Present every line in which the string "上海沿海" appears.

— begin Records to process —

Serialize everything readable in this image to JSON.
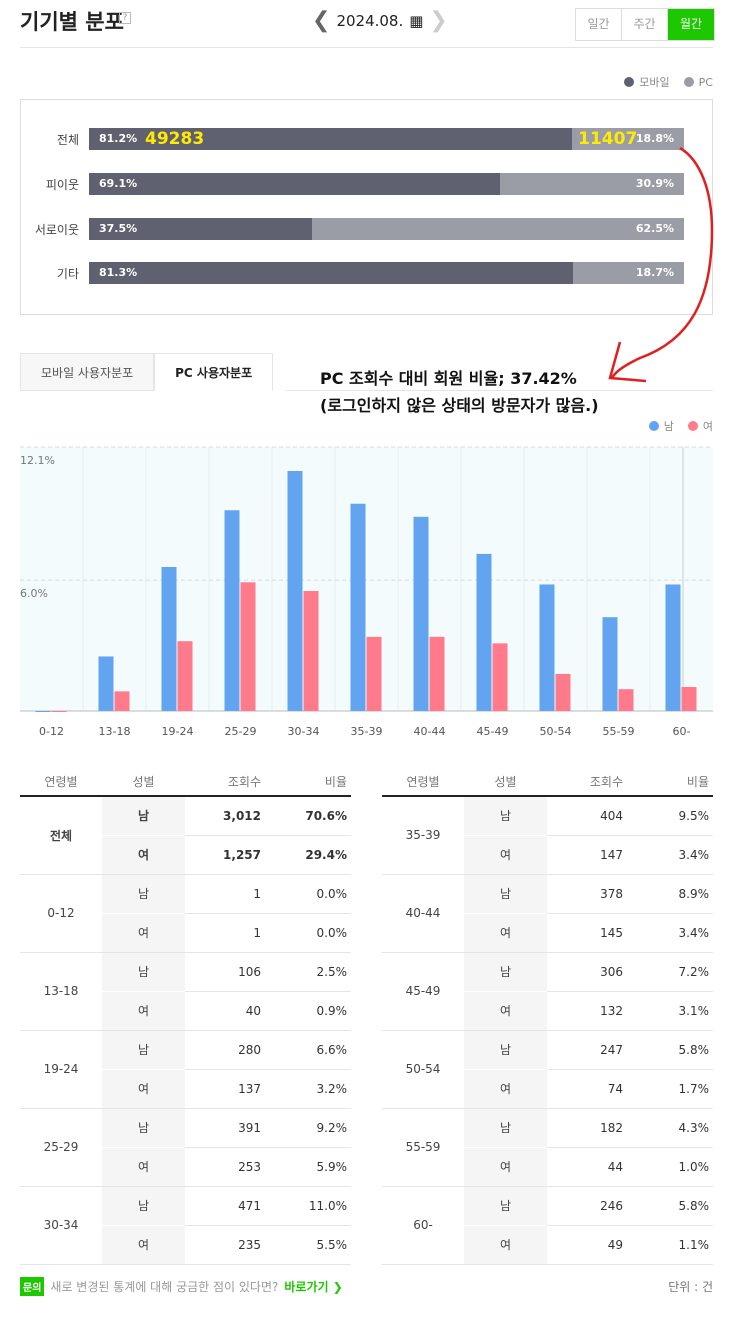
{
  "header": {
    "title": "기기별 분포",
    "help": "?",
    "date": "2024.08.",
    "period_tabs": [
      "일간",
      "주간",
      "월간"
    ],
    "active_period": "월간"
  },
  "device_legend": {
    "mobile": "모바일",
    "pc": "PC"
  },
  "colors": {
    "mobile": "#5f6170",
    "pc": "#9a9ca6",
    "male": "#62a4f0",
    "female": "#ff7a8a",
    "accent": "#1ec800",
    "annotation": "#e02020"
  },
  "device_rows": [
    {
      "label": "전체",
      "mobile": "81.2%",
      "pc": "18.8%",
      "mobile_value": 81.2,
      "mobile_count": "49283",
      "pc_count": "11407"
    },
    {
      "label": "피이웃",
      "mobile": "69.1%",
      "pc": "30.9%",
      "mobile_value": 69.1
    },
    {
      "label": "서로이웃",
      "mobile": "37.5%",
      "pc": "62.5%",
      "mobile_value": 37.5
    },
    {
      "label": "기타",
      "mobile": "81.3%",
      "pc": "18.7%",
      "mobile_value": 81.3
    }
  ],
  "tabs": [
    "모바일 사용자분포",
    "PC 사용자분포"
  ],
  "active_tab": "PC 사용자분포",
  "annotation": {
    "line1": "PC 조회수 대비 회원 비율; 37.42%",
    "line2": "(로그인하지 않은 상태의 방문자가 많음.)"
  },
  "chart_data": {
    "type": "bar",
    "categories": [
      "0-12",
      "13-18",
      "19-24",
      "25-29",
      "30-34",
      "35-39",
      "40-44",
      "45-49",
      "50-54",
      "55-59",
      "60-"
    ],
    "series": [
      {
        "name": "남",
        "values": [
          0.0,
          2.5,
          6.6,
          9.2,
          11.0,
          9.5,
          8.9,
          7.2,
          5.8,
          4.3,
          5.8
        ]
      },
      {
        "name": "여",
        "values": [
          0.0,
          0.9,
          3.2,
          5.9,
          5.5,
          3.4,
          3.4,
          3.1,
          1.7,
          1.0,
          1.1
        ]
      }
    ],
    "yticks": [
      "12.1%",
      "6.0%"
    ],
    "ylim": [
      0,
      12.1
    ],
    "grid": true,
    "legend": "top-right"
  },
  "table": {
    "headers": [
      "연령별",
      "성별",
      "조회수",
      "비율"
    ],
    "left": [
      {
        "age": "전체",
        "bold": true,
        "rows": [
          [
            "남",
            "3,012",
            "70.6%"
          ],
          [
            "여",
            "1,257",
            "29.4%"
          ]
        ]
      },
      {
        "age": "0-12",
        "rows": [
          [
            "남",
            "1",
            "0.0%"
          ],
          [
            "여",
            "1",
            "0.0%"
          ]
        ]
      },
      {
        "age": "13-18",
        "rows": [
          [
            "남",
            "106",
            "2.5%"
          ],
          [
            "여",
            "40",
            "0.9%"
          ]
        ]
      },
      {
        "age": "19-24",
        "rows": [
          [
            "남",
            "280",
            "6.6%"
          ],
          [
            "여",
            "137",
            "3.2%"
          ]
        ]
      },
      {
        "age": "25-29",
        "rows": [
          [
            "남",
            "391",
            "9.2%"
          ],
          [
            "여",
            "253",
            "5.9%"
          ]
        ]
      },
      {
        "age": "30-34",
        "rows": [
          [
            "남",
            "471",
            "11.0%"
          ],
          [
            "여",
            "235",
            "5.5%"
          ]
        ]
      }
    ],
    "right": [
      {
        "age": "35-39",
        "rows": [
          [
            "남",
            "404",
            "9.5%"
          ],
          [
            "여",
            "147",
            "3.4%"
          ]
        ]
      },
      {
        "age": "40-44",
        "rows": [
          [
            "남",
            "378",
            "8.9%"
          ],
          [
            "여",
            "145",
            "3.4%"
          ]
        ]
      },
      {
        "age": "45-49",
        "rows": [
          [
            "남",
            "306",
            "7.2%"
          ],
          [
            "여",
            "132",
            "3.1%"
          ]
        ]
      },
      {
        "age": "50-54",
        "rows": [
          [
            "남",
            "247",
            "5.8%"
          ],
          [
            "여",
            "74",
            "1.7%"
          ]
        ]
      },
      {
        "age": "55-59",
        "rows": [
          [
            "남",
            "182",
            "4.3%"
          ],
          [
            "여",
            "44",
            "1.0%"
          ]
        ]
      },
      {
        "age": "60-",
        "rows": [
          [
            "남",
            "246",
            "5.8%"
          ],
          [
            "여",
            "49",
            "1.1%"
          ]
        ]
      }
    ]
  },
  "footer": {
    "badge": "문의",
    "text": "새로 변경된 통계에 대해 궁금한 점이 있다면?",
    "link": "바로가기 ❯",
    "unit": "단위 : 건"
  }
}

— end Records to process —
— begin Records to process —

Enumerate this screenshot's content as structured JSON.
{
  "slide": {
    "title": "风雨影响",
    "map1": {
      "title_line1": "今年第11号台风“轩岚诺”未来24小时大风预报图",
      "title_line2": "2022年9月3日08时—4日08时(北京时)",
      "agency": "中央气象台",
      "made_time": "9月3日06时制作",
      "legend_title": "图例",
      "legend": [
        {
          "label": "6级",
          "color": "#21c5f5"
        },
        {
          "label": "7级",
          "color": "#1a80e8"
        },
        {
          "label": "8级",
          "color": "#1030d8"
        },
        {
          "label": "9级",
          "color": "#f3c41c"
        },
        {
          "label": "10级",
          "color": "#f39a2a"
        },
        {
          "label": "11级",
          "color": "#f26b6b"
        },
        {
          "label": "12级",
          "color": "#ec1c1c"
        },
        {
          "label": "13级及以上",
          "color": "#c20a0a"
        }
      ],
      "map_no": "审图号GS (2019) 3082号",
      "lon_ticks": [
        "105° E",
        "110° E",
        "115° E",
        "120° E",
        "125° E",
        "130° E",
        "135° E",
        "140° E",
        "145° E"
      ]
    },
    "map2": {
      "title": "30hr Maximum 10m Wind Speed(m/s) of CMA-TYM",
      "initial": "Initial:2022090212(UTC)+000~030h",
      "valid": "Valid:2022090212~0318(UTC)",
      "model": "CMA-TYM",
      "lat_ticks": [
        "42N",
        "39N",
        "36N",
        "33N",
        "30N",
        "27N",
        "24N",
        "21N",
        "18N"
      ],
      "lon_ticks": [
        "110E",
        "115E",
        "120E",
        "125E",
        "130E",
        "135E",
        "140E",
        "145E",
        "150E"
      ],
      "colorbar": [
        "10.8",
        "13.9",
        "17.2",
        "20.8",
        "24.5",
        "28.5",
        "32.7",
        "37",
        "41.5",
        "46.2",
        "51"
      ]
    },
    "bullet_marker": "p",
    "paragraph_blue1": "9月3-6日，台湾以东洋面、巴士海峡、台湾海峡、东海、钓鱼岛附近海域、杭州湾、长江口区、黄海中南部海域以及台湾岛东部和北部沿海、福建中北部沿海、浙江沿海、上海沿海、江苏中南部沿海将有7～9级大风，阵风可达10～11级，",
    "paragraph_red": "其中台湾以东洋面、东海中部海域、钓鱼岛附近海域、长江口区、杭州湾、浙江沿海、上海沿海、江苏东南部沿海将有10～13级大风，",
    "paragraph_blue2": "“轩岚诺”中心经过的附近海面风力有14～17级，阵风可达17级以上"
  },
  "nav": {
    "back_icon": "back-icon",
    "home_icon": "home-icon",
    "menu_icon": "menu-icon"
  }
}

— end Records to process —

### Output for this task:
    "paragraph_blue1": "9月3-6日，台湾以东洋面、巴士海峡、台湾海峡、东海、钓鱼岛附近海域、杭州湾、长江口区、黄海中南部海域以及台湾岛东部和北部沿海、福建中北部沿海、浙江沿海、上海沿海、江苏中南部沿海将有7～9级大风，阵风可达10～11级，",
    "paragraph_red": "其中台湾以东洋面、东海中部海域、钓鱼岛附近海域、长江口区、杭州湾、浙江沿海、上海沿海、江苏东南部沿海将有10～13级大风，",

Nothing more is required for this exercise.